- [Exercise task] Indicate only the number of lines in the listing below in which the word "JSON" appears.

=== Records provided ===

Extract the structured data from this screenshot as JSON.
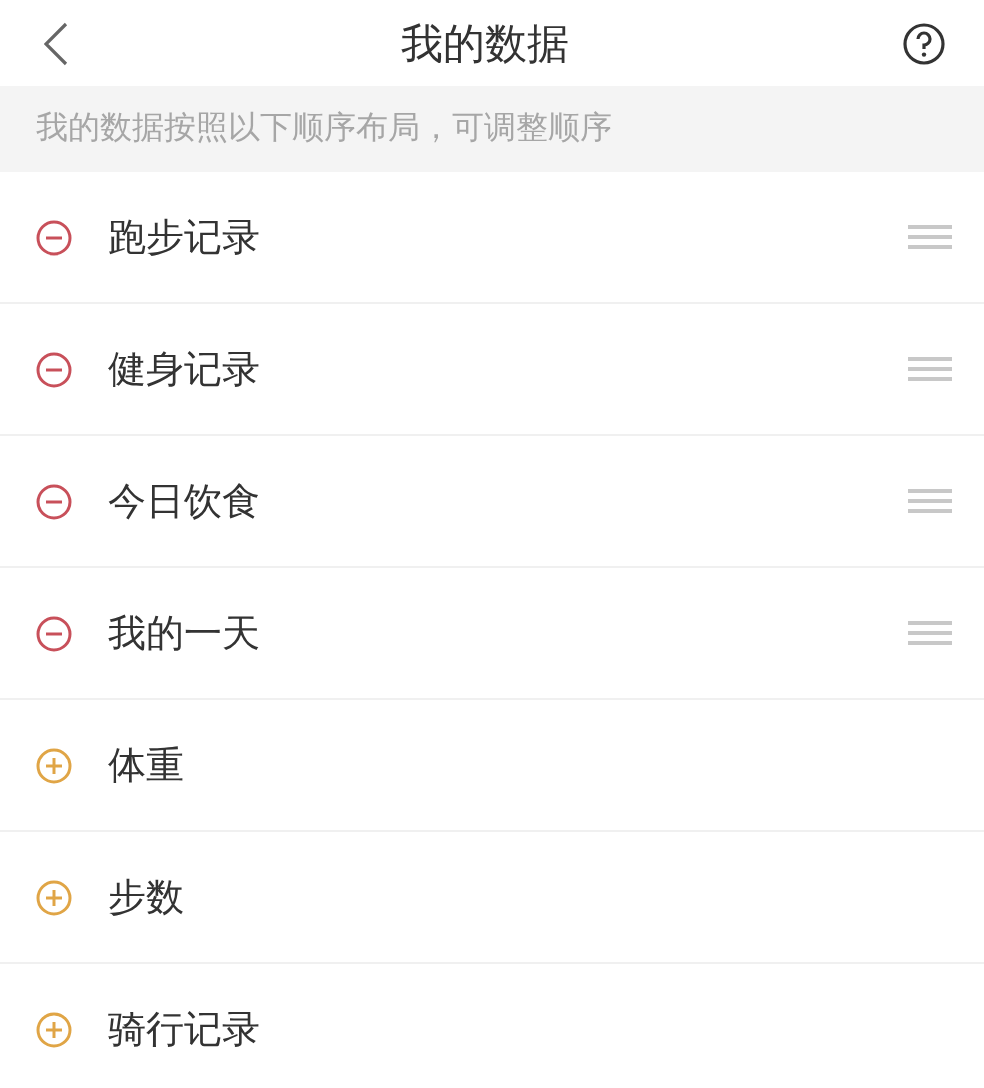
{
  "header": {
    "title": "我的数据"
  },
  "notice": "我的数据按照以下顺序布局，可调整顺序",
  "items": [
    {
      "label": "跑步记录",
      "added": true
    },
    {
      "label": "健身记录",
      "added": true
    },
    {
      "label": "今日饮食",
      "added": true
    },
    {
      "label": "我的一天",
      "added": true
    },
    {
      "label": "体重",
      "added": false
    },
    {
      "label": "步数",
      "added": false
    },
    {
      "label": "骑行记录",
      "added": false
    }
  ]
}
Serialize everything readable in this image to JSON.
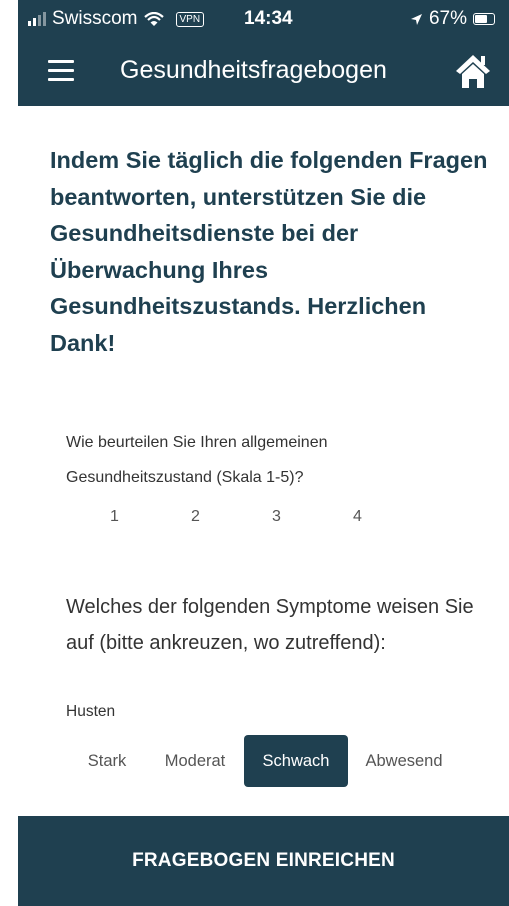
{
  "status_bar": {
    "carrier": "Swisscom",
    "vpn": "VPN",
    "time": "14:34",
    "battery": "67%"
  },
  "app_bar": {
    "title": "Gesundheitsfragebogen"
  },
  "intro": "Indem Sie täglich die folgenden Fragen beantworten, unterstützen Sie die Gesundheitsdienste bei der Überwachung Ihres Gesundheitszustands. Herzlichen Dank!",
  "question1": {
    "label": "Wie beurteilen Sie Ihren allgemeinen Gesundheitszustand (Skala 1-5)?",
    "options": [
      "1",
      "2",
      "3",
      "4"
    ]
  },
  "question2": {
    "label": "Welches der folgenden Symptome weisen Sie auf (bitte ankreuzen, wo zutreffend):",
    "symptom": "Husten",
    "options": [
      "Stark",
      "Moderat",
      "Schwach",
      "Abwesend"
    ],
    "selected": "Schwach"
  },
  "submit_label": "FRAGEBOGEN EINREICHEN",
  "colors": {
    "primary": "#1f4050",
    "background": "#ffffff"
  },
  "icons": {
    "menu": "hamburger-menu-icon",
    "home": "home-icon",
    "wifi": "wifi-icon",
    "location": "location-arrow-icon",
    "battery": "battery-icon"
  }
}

===

- [Completed exercise] 2